That looks like a beautiful army. Thanks for sharing. :drinks: 

Cheers,
Erik


----------



## yanlou (Aug 17, 2008)

Love your WW2 tank to 40k conversions as always shaantitus,
My biggest army is my chaos marines, which was before the 6th ed codex over 10k now its just under 9k.


----------



## shaantitus (Aug 3, 2009)

Magpie has it right , it is an old 1:16th RC Sturmtiger all 40k'd up. Buying all the baneblade sponson sprues cost more than the tank did.


----------



## Styro-J (Jan 20, 2009)

I've got just under 28k Craftworld Eldar if the units are built like I would typically use them now. That doesn't include a large portion of a large purchase made recently as I haven't gotten around to sorting and assembling it all. But with the bikes, vypers, and aspects in there I can easily see 30k total. 

I also have around 7k Dark Eldar, but they just don't hold my attention like the craftworld kin.


----------



## Mossy Toes (Jun 8, 2009)

Hmmm. Haven't counted up the points of my army any time recently. I'm tempted to draw up an Apocalypse list for an accurate count to put up here.

I'd hazard a guess at 10k CSM, 3k Daemons, and 500 points of Guard. Just starting to build a Traitor Guard allied contingent with those last.


----------

Entries:
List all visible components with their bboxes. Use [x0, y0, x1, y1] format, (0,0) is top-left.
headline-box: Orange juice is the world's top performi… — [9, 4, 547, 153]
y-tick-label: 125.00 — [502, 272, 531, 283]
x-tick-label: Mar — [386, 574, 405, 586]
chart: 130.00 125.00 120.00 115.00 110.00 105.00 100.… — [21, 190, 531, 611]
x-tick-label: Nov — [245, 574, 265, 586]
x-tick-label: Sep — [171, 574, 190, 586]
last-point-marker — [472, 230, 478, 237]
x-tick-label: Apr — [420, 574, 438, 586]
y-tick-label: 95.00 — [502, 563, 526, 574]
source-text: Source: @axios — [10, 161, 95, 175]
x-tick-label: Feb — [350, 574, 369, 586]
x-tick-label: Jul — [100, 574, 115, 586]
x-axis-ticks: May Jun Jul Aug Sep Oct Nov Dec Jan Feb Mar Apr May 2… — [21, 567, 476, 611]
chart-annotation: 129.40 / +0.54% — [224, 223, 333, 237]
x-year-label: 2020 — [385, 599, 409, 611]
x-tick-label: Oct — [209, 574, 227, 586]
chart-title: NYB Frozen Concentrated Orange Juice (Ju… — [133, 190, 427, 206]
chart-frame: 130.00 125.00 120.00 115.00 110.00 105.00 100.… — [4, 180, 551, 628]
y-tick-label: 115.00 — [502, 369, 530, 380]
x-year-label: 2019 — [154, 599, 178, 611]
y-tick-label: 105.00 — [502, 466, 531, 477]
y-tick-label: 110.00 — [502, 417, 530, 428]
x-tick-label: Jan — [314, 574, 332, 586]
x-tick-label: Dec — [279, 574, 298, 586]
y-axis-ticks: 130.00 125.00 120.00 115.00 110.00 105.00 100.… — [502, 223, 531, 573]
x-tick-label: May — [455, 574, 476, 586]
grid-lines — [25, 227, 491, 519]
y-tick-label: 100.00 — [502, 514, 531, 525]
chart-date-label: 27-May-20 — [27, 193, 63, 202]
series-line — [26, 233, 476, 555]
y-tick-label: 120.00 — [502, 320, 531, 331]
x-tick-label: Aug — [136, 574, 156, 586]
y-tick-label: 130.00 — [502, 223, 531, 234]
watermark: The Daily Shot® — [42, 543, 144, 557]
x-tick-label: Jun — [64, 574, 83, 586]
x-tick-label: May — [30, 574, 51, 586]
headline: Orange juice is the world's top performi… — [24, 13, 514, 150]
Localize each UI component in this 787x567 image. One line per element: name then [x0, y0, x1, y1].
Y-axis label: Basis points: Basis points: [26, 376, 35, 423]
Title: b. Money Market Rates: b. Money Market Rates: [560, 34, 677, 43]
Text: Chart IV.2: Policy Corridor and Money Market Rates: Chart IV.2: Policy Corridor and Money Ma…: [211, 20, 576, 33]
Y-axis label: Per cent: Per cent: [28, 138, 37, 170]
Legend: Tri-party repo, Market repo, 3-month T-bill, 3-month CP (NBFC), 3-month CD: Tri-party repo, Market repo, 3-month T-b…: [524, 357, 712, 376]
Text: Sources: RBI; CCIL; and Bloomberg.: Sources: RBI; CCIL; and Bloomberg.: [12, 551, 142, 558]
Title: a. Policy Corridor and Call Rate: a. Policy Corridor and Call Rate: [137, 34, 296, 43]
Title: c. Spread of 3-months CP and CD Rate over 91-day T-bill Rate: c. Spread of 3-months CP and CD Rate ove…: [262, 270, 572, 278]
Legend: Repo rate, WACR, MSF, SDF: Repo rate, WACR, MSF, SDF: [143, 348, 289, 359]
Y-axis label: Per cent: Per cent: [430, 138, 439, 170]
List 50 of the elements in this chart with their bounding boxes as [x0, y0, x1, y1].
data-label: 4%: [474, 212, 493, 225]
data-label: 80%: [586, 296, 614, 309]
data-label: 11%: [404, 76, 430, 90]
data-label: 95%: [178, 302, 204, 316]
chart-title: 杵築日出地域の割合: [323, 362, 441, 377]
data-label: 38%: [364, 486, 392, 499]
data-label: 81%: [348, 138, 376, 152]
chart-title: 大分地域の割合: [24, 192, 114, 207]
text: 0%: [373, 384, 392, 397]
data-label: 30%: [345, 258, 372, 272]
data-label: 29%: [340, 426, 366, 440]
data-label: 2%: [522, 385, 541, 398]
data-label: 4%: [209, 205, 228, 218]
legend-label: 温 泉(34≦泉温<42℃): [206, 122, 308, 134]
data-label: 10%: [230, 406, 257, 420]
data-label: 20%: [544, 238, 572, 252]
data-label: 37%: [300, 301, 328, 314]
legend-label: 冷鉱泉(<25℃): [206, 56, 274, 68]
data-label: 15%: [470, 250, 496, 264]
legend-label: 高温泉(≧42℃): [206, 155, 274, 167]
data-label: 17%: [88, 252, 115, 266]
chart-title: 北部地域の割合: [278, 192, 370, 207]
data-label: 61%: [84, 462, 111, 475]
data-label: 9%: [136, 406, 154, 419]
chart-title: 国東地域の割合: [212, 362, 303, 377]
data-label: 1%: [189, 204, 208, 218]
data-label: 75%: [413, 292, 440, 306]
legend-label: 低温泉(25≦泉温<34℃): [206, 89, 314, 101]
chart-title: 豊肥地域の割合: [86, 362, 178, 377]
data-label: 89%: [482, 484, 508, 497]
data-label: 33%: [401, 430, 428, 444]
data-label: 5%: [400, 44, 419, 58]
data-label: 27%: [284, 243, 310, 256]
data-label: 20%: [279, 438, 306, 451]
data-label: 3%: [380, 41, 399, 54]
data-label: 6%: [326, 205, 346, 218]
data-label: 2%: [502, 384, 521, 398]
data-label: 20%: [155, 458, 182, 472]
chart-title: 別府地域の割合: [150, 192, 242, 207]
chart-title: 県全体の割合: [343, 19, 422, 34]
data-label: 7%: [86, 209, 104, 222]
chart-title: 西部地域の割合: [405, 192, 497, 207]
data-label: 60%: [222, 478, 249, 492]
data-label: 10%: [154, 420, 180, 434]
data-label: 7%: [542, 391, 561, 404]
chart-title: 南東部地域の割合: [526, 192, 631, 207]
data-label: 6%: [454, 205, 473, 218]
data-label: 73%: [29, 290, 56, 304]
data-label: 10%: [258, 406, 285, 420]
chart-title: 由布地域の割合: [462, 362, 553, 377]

Objectives:
1 – In the forum thread, roughly how many points of Dark Eldar does Styro-J say they have?
2 – Transcribe the forum thread, starting with "That looks like" and going on through "just under 9k.".
Answer from the forum thread only, not from the material.

Answers per task:
1 – Around 7k points.

2 –
That looks like a beautiful army. Thanks for sharing. :drinks: 

Cheers,
Erik


----------



## yanlou (Aug 17, 2008)

Love your WW2 tank to 40k conversions as always shaantitus,
My biggest army is my chaos marines, which was before the 6th ed codex over 10k now its just under 9k.